→ Request
Repeat the records below exactly.

→ Collected data
--*--

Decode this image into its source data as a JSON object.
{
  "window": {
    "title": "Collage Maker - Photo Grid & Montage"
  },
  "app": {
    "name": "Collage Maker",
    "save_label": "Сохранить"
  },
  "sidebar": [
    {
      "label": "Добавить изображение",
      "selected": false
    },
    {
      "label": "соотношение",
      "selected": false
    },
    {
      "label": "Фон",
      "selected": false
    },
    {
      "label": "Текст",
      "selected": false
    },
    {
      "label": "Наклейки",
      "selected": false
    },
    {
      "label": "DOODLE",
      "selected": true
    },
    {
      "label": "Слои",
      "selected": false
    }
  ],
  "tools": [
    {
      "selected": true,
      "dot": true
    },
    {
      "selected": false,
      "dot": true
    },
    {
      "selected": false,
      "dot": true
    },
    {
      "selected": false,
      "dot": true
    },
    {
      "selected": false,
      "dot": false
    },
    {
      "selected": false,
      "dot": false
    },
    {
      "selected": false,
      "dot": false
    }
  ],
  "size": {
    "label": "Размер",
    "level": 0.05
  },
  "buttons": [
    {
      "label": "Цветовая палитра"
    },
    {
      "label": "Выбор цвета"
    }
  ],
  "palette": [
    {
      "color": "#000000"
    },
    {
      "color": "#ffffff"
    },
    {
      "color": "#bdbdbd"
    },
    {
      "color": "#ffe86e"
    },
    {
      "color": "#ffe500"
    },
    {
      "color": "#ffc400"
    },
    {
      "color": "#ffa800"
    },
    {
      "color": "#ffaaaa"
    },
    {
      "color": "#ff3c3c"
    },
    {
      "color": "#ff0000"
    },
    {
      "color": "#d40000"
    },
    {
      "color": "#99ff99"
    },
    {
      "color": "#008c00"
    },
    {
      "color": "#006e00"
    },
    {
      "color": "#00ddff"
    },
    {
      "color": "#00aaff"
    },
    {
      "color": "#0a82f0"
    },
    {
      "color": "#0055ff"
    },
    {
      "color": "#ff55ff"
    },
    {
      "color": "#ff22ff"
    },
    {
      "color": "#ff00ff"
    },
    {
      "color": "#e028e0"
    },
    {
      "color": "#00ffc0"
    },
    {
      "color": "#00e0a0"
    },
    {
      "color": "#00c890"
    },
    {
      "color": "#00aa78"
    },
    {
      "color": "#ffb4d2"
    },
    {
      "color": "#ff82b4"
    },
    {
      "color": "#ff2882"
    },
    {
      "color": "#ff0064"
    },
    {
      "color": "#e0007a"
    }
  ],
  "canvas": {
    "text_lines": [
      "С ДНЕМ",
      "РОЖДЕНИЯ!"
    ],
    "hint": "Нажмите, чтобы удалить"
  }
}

--*--

→ Completed exercise
Decode this image into its source data as a JSON object.
{
  "window": {
    "title": "Collage Maker - Photo Grid & Montage"
  },
  "app": {
    "name": "Collage Maker",
    "save_label": "Сохранить"
  },
  "sidebar": [
    {
      "label": "Добавить изображение",
      "selected": false
    },
    {
      "label": "соотношение",
      "selected": false
    },
    {
      "label": "Фон",
      "selected": false
    },
    {
      "label": "Текст",
      "selected": false
    },
    {
      "label": "Наклейки",
      "selected": false
    },
    {
      "label": "DOODLE",
      "selected": true
    },
    {
      "label": "Слои",
      "selected": false
    }
  ],
  "tools": [
    {
      "selected": true,
      "dot": true
    },
    {
      "selected": false,
      "dot": true
    },
    {
      "selected": false,
      "dot": true
    },
    {
      "selected": false,
      "dot": true
    },
    {
      "selected": false,
      "dot": false
    },
    {
      "selected": false,
      "dot": false
    },
    {
      "selected": false,
      "dot": false
    }
  ],
  "size": {
    "label": "Размер",
    "level": 0.05
  },
  "buttons": [
    {
      "label": "Цветовая палитра"
    },
    {
      "label": "Выбор цвета"
    }
  ],
  "palette": [
    {
      "color": "#000000"
    },
    {
      "color": "#ffffff"
    },
    {
      "color": "#bdbdbd"
    },
    {
      "color": "#ffe86e"
    },
    {
      "color": "#ffe500"
    },
    {
      "color": "#ffc400"
    },
    {
      "color": "#ffa800"
    },
    {
      "color": "#ffaaaa"
    },
    {
      "color": "#ff3c3c"
    },
    {
      "color": "#ff0000"
    },
    {
      "color": "#d40000"
    },
    {
      "color": "#99ff99"
    },
    {
      "color": "#008c00"
    },
    {
      "color": "#006e00"
    },
    {
      "color": "#00ddff"
    },
    {
      "color": "#00aaff"
    },
    {
      "color": "#0a82f0"
    },
    {
      "color": "#0055ff"
    },
    {
      "color": "#ff55ff"
    },
    {
      "color": "#ff22ff"
    },
    {
      "color": "#ff00ff"
    },
    {
      "color": "#e028e0"
    },
    {
      "color": "#00ffc0"
    },
    {
      "color": "#00e0a0"
    },
    {
      "color": "#00c890"
    },
    {
      "color": "#00aa78"
    },
    {
      "color": "#ffb4d2"
    },
    {
      "color": "#ff82b4"
    },
    {
      "color": "#ff2882"
    },
    {
      "color": "#ff0064"
    },
    {
      "color": "#e0007a"
    }
  ],
  "canvas": {
    "text_lines": [
      "С ДНЕМ",
      "РОЖДЕНИЯ!"
    ],
    "hint": "Нажмите, чтобы удалить"
  }
}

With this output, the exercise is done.